-- Supplied data --
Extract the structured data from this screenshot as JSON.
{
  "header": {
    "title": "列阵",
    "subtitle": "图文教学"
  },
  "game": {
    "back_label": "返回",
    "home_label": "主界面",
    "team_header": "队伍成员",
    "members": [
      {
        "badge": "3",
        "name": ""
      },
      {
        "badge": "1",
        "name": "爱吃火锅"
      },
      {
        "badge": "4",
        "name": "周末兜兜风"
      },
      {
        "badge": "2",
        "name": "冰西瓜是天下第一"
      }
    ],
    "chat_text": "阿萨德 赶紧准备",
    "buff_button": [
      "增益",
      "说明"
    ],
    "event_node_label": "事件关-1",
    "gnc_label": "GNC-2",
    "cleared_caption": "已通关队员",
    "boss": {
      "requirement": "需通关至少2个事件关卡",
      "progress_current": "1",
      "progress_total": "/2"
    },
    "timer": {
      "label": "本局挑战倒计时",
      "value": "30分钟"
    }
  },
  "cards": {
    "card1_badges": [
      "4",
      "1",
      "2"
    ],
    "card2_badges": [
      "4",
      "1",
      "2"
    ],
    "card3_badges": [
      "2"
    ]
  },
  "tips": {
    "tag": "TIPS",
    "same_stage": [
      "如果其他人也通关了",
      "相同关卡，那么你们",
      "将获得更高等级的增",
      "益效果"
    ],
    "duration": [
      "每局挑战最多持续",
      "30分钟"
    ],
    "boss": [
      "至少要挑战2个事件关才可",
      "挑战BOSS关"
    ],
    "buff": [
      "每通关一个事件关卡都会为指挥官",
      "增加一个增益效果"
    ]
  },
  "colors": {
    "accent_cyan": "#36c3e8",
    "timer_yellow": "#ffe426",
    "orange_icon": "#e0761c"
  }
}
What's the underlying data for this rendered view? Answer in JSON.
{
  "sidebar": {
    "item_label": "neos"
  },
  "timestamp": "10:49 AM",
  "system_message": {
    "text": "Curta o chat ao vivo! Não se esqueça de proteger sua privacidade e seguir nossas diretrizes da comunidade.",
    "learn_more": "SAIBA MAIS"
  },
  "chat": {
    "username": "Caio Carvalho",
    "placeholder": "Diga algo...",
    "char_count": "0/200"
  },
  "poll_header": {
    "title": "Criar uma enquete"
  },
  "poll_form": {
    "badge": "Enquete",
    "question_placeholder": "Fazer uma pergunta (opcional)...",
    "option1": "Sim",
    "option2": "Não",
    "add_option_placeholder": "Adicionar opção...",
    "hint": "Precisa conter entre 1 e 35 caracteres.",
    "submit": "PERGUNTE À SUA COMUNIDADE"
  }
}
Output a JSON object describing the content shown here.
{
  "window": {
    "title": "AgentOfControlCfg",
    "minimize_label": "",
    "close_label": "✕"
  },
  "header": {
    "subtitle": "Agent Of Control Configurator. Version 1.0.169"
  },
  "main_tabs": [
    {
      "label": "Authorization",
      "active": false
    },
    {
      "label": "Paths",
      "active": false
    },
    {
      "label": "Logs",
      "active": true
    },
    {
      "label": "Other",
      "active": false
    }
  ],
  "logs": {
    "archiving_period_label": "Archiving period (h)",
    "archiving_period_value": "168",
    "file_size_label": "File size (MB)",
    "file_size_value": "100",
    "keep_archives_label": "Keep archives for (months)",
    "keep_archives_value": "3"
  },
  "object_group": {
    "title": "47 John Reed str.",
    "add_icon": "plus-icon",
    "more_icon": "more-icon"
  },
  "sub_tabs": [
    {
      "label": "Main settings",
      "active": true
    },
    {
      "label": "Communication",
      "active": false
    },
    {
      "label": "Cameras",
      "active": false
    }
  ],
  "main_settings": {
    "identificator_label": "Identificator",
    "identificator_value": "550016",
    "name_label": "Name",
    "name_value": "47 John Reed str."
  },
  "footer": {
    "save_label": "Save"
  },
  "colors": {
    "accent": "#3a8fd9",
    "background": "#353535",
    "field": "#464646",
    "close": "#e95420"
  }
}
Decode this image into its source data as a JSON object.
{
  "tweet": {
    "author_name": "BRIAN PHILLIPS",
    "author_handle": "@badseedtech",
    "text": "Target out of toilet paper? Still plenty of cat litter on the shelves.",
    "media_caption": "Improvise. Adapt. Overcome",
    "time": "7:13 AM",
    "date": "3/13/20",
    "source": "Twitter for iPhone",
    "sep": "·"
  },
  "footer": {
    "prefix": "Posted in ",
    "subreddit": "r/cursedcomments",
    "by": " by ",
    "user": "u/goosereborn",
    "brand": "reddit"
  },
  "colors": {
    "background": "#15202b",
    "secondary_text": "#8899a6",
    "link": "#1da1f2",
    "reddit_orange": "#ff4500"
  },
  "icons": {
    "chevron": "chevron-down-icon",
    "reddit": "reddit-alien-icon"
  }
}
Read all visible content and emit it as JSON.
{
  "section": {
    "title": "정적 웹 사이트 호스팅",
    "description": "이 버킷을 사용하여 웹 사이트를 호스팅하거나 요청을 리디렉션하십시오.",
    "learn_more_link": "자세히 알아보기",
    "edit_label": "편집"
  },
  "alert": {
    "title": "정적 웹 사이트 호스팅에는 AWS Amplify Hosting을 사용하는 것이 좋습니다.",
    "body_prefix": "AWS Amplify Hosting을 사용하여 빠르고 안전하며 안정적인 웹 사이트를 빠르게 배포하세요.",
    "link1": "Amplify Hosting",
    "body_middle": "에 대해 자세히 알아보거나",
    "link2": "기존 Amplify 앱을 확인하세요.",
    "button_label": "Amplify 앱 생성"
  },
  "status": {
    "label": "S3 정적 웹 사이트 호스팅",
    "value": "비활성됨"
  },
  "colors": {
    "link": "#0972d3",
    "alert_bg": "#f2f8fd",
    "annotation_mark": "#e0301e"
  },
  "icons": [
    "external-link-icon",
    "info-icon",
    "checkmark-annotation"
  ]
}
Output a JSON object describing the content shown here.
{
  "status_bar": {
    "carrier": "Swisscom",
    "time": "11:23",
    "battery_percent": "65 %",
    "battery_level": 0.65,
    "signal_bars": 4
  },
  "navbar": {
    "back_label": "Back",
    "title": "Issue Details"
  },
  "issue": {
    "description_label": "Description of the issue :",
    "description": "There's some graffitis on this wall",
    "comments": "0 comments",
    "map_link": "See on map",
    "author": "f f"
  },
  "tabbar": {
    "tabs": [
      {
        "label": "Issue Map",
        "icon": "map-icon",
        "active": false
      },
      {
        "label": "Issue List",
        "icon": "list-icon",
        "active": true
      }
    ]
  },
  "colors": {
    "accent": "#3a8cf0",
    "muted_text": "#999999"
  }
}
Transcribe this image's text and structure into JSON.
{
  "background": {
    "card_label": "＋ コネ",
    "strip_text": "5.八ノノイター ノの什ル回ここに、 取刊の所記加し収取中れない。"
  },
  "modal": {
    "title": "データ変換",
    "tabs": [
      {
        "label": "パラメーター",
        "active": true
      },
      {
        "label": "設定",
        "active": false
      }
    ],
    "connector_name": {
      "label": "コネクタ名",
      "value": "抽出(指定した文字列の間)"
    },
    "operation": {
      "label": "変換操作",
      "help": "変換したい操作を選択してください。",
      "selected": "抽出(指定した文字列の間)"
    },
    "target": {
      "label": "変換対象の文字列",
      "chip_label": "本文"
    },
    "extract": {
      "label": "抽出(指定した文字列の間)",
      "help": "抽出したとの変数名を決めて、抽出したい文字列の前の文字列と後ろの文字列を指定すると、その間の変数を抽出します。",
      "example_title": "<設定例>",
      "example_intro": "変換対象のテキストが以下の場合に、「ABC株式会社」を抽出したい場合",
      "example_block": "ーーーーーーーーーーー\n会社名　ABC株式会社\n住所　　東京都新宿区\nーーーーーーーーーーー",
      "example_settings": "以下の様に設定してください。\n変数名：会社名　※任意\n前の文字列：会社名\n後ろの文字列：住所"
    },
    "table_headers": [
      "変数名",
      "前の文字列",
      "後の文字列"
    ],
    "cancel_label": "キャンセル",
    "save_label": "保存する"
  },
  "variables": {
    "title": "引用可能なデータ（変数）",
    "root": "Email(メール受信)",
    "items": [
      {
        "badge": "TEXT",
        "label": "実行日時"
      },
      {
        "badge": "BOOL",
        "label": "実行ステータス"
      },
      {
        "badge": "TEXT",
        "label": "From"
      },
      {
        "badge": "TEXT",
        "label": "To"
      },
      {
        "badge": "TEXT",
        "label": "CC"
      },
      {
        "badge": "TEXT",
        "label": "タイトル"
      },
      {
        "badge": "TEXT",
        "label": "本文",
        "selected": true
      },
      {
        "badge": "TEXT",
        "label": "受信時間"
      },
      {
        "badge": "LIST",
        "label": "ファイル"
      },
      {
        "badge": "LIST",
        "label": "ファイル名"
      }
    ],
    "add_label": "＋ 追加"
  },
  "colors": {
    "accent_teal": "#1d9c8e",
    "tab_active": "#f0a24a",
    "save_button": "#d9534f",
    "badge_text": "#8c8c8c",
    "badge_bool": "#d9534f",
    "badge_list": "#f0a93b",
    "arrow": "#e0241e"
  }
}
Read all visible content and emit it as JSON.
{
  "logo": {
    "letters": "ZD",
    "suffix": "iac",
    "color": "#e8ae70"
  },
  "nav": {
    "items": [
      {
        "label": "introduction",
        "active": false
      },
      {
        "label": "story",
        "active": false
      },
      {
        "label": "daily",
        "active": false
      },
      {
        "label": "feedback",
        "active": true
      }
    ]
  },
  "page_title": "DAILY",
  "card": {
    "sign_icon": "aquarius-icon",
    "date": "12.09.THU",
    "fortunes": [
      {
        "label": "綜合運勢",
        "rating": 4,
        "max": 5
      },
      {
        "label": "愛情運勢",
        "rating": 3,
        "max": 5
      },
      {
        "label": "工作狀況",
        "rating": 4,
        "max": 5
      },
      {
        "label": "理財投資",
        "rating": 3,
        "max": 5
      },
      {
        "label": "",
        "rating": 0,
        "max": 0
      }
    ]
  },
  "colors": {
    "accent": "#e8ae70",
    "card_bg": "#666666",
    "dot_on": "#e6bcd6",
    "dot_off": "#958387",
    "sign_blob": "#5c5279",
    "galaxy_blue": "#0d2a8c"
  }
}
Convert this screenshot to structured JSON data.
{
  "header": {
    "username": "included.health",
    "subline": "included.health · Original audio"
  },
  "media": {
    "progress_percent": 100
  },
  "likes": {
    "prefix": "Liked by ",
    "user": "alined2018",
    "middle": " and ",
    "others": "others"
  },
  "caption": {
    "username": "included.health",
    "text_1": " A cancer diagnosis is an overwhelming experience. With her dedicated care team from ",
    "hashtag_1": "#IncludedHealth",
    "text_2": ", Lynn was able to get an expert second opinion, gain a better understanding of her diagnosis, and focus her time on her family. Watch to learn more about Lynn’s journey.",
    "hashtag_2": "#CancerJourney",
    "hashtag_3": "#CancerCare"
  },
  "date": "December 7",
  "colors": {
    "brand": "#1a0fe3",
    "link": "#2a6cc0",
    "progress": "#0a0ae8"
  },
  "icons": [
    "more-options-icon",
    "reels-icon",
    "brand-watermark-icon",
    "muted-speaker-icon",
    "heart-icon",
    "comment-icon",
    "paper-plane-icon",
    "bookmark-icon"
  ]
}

-- Task objective --
Report all lines of the material that contain the word "image".

-- Answer to the problem --
Decode this image into its source data as a JSON object.
Transcribe this image's text and structure into JSON.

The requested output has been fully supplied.